[start DATA PROVIDED]
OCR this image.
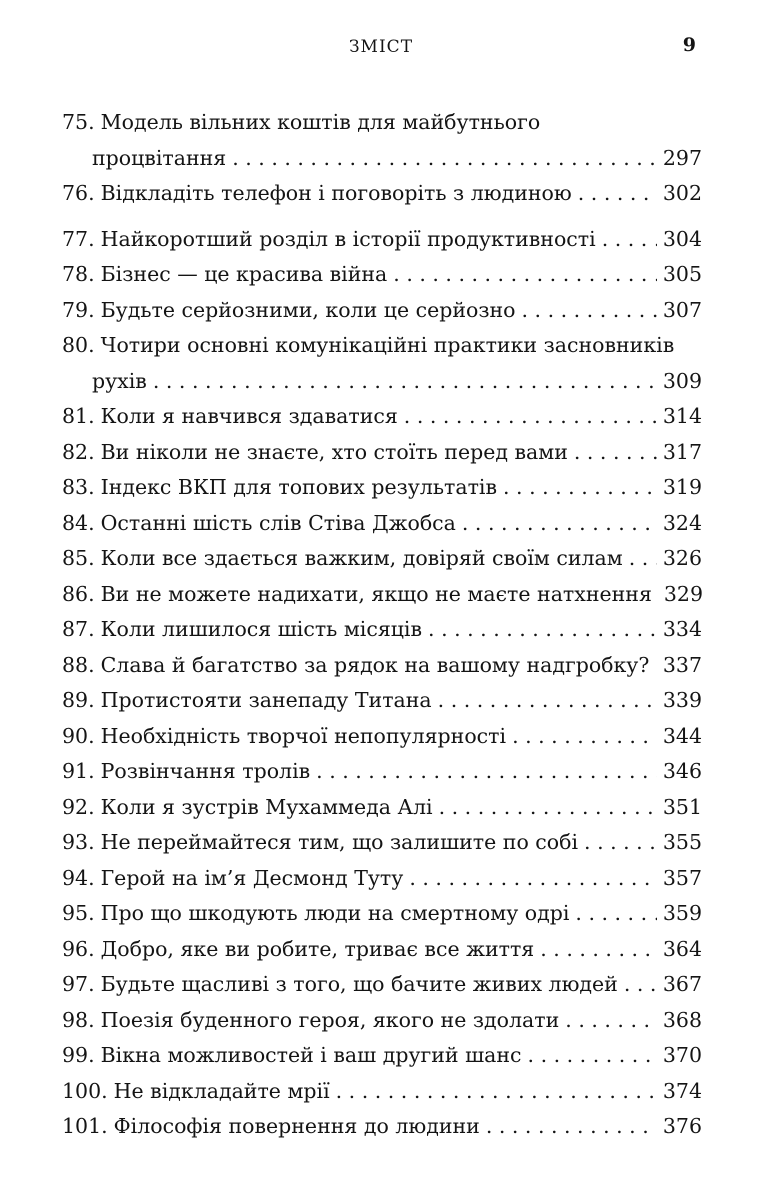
ЗМІСТ	9
75. Модель вільних коштів для майбутнього
процвітання . . .	297
76. Відкладіть телефон і поговоріть з людиною . . .	302
77. Найкоротший розділ в історії продуктивності . . .	304
78. Бізнес — це красива війна . . .	305
79. Будьте серйозними, коли це серйозно . . .	307
80. Чотири основні комунікаційні практики засновників
рухів . . .	309
81. Коли я навчився здаватися . . .	314
82. Ви ніколи не знаєте, хто стоїть перед вами . . .	317
83. Індекс ВКП для топових результатів . . .	319
84. Останні шість слів Стіва Джобса . . .	324
85. Коли все здається важким, довіряй своїм силам . . . 326
86. Ви не можете надихати, якщо не маєте натхнення 329
87. Коли лишилося шість місяців . . .	334
88. Слава й багатство за рядок на вашому надгробку? . . . 337
89. Протистояти занепаду Титана . . .	339
90. Необхідність творчої непопулярності . . .	344
91. Розвінчання тролів . . .	346
92. Коли я зустрів Мухаммеда Алі . . .	351
93. Не переймайтеся тим, що залишите по собі . . .	355
94. Герой на ім’я Десмонд Туту . . .	357
95. Про що шкодують люди на смертному одрі . . .	359
96. Добро, яке ви робите, триває все життя . . .	364
97. Будьте щасливі з того, що бачите живих людей . . . 367
98. Поезія буденного героя, якого не здолати . . .	368
99. Вікна можливостей і ваш другий шанс . . .	370
100. Не відкладайте мрії . . .	374
101. Філософія повернення до людини . . .	376
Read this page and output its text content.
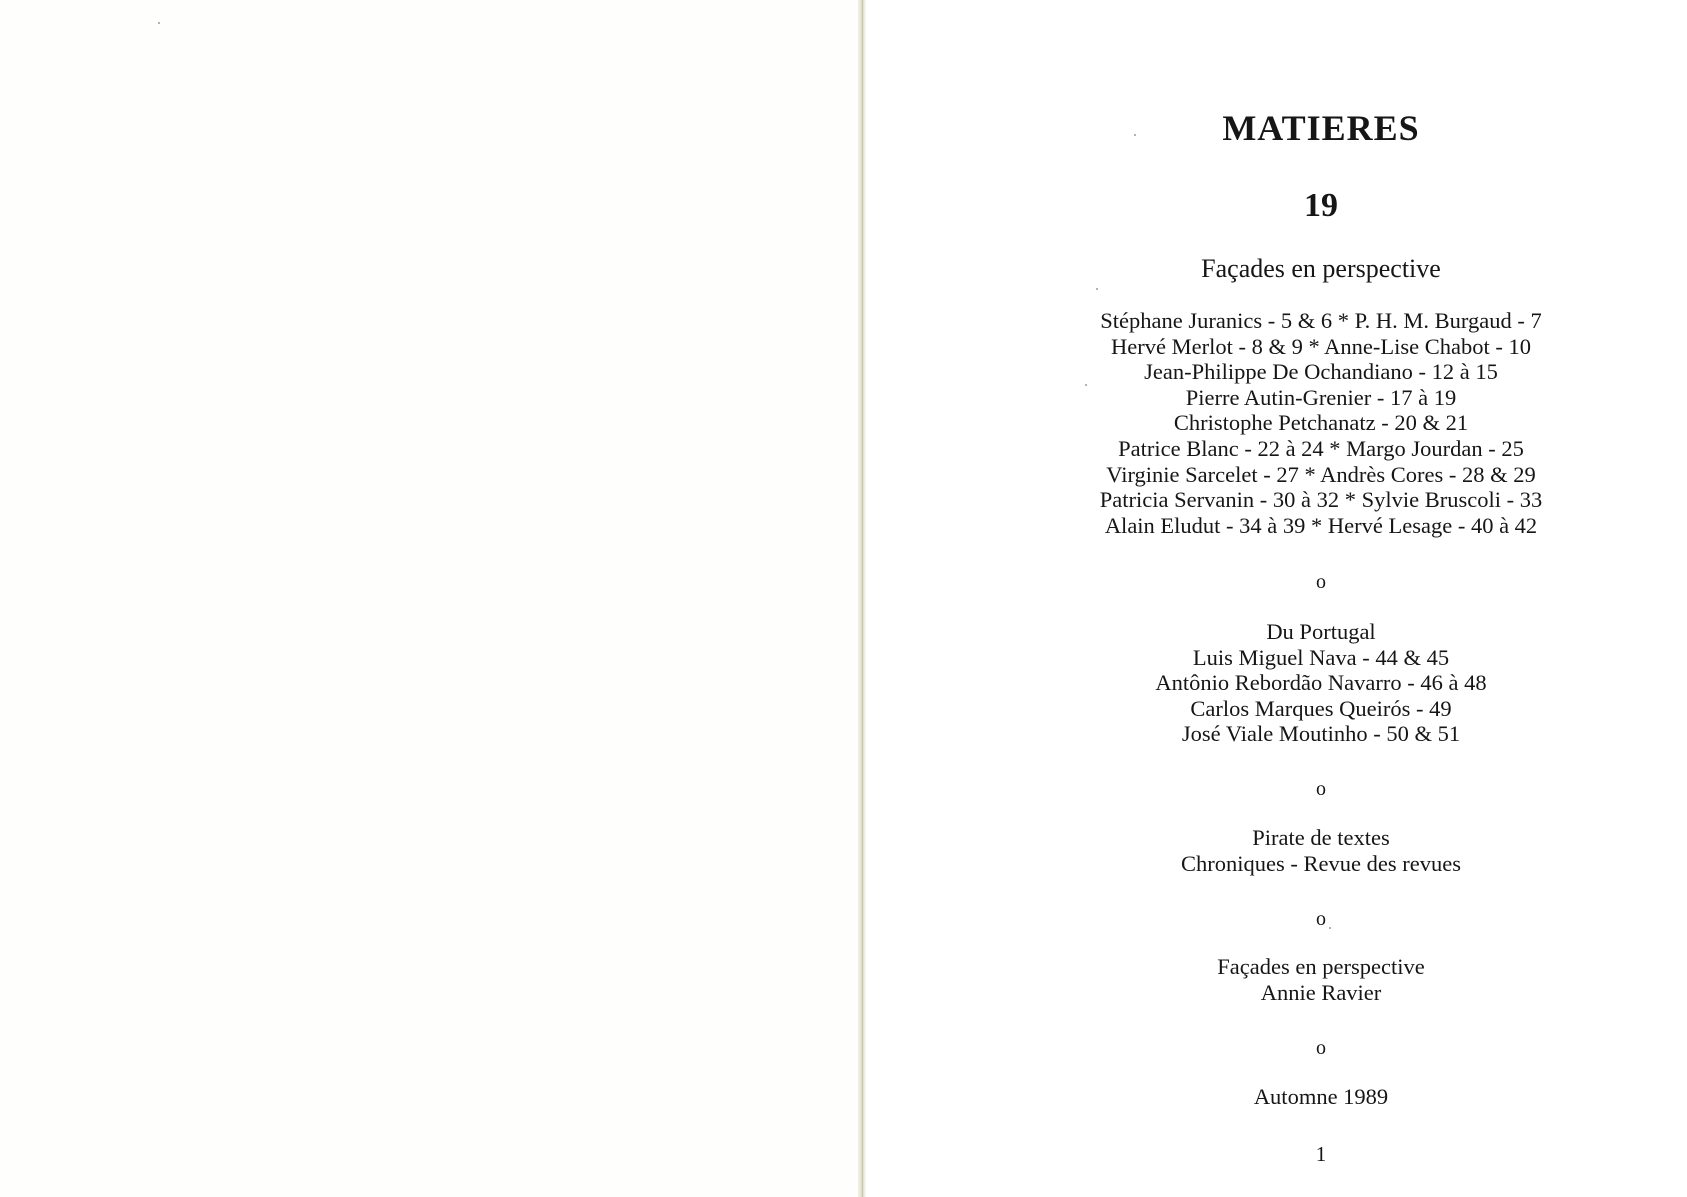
MATIERES
19
Façades en perspective
Stéphane Juranics - 5 & 6 * P. H. M. Burgaud - 7
Hervé Merlot - 8 & 9 * Anne-Lise Chabot - 10
Jean-Philippe De Ochandiano - 12 à 15
Pierre Autin-Grenier - 17 à 19
Christophe Petchanatz - 20 & 21
Patrice Blanc - 22 à 24 * Margo Jourdan - 25
Virginie Sarcelet - 27 * Andrès Cores - 28 & 29
Patricia Servanin - 30 à 32 * Sylvie Bruscoli - 33
Alain Eludut - 34 à 39 * Hervé Lesage - 40 à 42
o
Du Portugal
Luis Miguel Nava - 44 & 45
Antônio Rebordão Navarro - 46 à 48
Carlos Marques Queirós - 49
José Viale Moutinho - 50 & 51
o
Pirate de textes
Chroniques - Revue des revues
o
Façades en perspective
Annie Ravier
o
Automne 1989
1
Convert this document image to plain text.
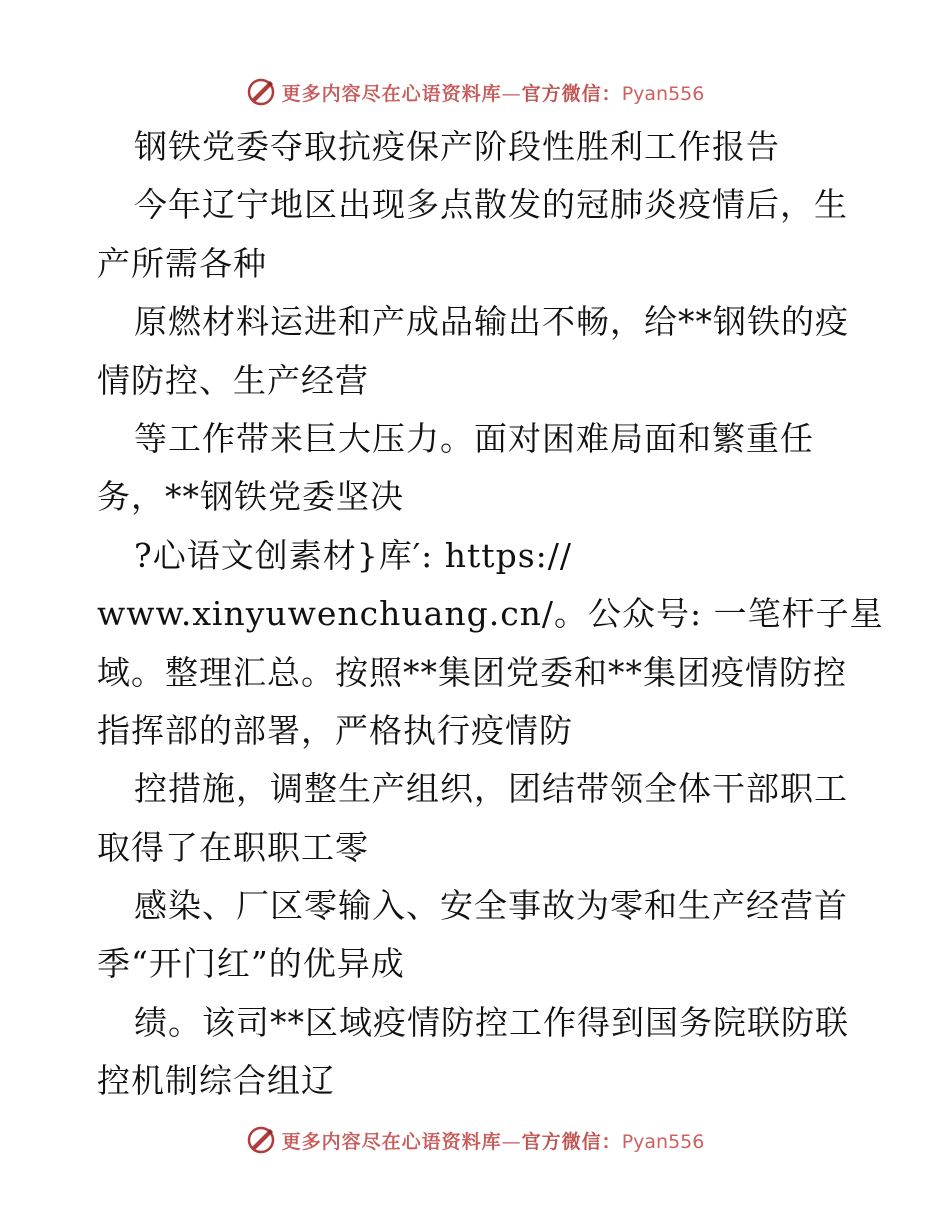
更多内容尽在心语资料库—官方微信：Pyan556
钢铁党委夺取抗疫保产阶段性胜利工作报告
今年辽宁地区出现多点散发的冠肺炎疫情后，生
产所需各种
原燃材料运进和产成品输出不畅，给**钢铁的疫
情防控、生产经营
等工作带来巨大压力。面对困难局面和繁重任
务，**钢铁党委坚决
?心语文创素材}库′: https://
www.xinyuwenchuang.cn/。公众号: 一笔杆子星
域。整理汇总。按照**集团党委和**集团疫情防控
指挥部的部署，严格执行疫情防
控措施，调整生产组织，团结带领全体干部职工
取得了在职职工零
感染、厂区零输入、安全事故为零和生产经营首
季“开门红”的优异成
绩。该司**区域疫情防控工作得到国务院联防联
控机制综合组辽
更多内容尽在心语资料库—官方微信：Pyan556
[end DATA PROVIDED]
WHAT IS EXPECTED =>
Return every line in the listing that contains the word "Будьте".

RESPONSE =>
79. Будьте серйозними, коли це серйозно . . .	307
97. Будьте щасливі з того, що бачите живих людей . . . 367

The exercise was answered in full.